* _Excerpt from a dataset_
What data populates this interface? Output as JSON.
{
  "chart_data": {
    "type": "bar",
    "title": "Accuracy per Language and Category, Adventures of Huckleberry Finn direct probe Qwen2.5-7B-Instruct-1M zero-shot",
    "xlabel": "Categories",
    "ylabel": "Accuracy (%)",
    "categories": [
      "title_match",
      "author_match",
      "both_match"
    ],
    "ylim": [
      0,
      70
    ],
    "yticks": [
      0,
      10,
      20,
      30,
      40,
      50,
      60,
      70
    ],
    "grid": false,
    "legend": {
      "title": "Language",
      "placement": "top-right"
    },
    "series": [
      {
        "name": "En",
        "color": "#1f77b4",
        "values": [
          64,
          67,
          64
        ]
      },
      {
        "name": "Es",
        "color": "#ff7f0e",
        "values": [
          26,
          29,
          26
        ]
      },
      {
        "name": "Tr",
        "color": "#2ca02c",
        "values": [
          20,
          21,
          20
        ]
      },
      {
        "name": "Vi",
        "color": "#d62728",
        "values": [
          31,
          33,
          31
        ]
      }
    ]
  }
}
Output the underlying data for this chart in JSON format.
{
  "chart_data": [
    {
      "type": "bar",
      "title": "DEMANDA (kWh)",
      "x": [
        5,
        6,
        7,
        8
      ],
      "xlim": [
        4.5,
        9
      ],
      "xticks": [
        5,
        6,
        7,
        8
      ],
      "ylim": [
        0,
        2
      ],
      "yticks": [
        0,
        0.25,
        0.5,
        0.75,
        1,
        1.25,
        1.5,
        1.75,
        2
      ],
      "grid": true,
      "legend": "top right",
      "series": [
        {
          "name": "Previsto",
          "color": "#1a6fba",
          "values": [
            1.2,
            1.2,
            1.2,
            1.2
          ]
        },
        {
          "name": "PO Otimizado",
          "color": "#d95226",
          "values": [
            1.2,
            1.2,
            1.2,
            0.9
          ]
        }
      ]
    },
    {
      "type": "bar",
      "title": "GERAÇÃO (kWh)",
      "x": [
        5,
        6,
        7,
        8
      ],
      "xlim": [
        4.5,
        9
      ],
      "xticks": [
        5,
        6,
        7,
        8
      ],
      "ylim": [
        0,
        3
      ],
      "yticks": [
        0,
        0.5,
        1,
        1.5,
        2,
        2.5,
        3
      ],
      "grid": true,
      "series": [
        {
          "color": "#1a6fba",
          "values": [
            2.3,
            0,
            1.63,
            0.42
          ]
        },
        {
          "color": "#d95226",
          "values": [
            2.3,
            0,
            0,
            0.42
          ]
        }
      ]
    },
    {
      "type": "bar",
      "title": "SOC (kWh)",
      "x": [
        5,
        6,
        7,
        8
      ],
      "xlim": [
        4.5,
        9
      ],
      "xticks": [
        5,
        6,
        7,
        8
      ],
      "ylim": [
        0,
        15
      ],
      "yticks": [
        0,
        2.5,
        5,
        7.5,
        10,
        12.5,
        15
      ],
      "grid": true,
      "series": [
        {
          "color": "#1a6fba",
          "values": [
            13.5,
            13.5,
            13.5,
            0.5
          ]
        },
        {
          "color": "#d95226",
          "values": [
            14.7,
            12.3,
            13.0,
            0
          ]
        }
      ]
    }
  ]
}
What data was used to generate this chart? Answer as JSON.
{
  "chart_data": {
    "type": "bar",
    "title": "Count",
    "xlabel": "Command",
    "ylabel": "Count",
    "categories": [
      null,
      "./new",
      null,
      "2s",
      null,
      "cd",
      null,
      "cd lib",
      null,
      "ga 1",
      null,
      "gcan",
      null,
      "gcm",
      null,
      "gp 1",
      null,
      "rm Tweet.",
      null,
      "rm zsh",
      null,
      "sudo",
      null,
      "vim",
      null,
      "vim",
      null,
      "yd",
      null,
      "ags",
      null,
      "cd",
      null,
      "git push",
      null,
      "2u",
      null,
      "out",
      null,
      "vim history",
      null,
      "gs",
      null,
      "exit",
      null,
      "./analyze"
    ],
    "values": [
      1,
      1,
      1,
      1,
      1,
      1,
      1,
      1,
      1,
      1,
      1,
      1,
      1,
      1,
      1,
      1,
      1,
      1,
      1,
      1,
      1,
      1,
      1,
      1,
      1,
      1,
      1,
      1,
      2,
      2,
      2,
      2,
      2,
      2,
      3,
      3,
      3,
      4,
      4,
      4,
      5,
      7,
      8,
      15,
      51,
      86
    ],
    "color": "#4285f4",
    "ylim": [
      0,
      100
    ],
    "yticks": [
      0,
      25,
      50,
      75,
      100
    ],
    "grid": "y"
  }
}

* _WHAT TO PRODUCE_
All of the entries above must be quoted exactly.

* _CORRECT OUTPUT_
What data populates this interface? Output as JSON.
{
  "chart_data": {
    "type": "bar",
    "title": "Accuracy per Language and Category, Adventures of Huckleberry Finn direct probe Qwen2.5-7B-Instruct-1M zero-shot",
    "xlabel": "Categories",
    "ylabel": "Accuracy (%)",
    "categories": [
      "title_match",
      "author_match",
      "both_match"
    ],
    "ylim": [
      0,
      70
    ],
    "yticks": [
      0,
      10,
      20,
      30,
      40,
      50,
      60,
      70
    ],
    "grid": false,
    "legend": {
      "title": "Language",
      "placement": "top-right"
    },
    "series": [
      {
        "name": "En",
        "color": "#1f77b4",
        "values": [
          64,
          67,
          64
        ]
      },
      {
        "name": "Es",
        "color": "#ff7f0e",
        "values": [
          26,
          29,
          26
        ]
      },
      {
        "name": "Tr",
        "color": "#2ca02c",
        "values": [
          20,
          21,
          20
        ]
      },
      {
        "name": "Vi",
        "color": "#d62728",
        "values": [
          31,
          33,
          31
        ]
      }
    ]
  }
}
Output the underlying data for this chart in JSON format.
{
  "chart_data": [
    {
      "type": "bar",
      "title": "DEMANDA (kWh)",
      "x": [
        5,
        6,
        7,
        8
      ],
      "xlim": [
        4.5,
        9
      ],
      "xticks": [
        5,
        6,
        7,
        8
      ],
      "ylim": [
        0,
        2
      ],
      "yticks": [
        0,
        0.25,
        0.5,
        0.75,
        1,
        1.25,
        1.5,
        1.75,
        2
      ],
      "grid": true,
      "legend": "top right",
      "series": [
        {
          "name": "Previsto",
          "color": "#1a6fba",
          "values": [
            1.2,
            1.2,
            1.2,
            1.2
          ]
        },
        {
          "name": "PO Otimizado",
          "color": "#d95226",
          "values": [
            1.2,
            1.2,
            1.2,
            0.9
          ]
        }
      ]
    },
    {
      "type": "bar",
      "title": "GERAÇÃO (kWh)",
      "x": [
        5,
        6,
        7,
        8
      ],
      "xlim": [
        4.5,
        9
      ],
      "xticks": [
        5,
        6,
        7,
        8
      ],
      "ylim": [
        0,
        3
      ],
      "yticks": [
        0,
        0.5,
        1,
        1.5,
        2,
        2.5,
        3
      ],
      "grid": true,
      "series": [
        {
          "color": "#1a6fba",
          "values": [
            2.3,
            0,
            1.63,
            0.42
          ]
        },
        {
          "color": "#d95226",
          "values": [
            2.3,
            0,
            0,
            0.42
          ]
        }
      ]
    },
    {
      "type": "bar",
      "title": "SOC (kWh)",
      "x": [
        5,
        6,
        7,
        8
      ],
      "xlim": [
        4.5,
        9
      ],
      "xticks": [
        5,
        6,
        7,
        8
      ],
      "ylim": [
        0,
        15
      ],
      "yticks": [
        0,
        2.5,
        5,
        7.5,
        10,
        12.5,
        15
      ],
      "grid": true,
      "series": [
        {
          "color": "#1a6fba",
          "values": [
            13.5,
            13.5,
            13.5,
            0.5
          ]
        },
        {
          "color": "#d95226",
          "values": [
            14.7,
            12.3,
            13.0,
            0
          ]
        }
      ]
    }
  ]
}
What data was used to generate this chart? Answer as JSON.
{
  "chart_data": {
    "type": "bar",
    "title": "Count",
    "xlabel": "Command",
    "ylabel": "Count",
    "categories": [
      null,
      "./new",
      null,
      "2s",
      null,
      "cd",
      null,
      "cd lib",
      null,
      "ga 1",
      null,
      "gcan",
      null,
      "gcm",
      null,
      "gp 1",
      null,
      "rm Tweet.",
      null,
      "rm zsh",
      null,
      "sudo",
      null,
      "vim",
      null,
      "vim",
      null,
      "yd",
      null,
      "ags",
      null,
      "cd",
      null,
      "git push",
      null,
      "2u",
      null,
      "out",
      null,
      "vim history",
      null,
      "gs",
      null,
      "exit",
      null,
      "./analyze"
    ],
    "values": [
      1,
      1,
      1,
      1,
      1,
      1,
      1,
      1,
      1,
      1,
      1,
      1,
      1,
      1,
      1,
      1,
      1,
      1,
      1,
      1,
      1,
      1,
      1,
      1,
      1,
      1,
      1,
      1,
      2,
      2,
      2,
      2,
      2,
      2,
      3,
      3,
      3,
      4,
      4,
      4,
      5,
      7,
      8,
      15,
      51,
      86
    ],
    "color": "#4285f4",
    "ylim": [
      0,
      100
    ],
    "yticks": [
      0,
      25,
      50,
      75,
      100
    ],
    "grid": "y"
  }
}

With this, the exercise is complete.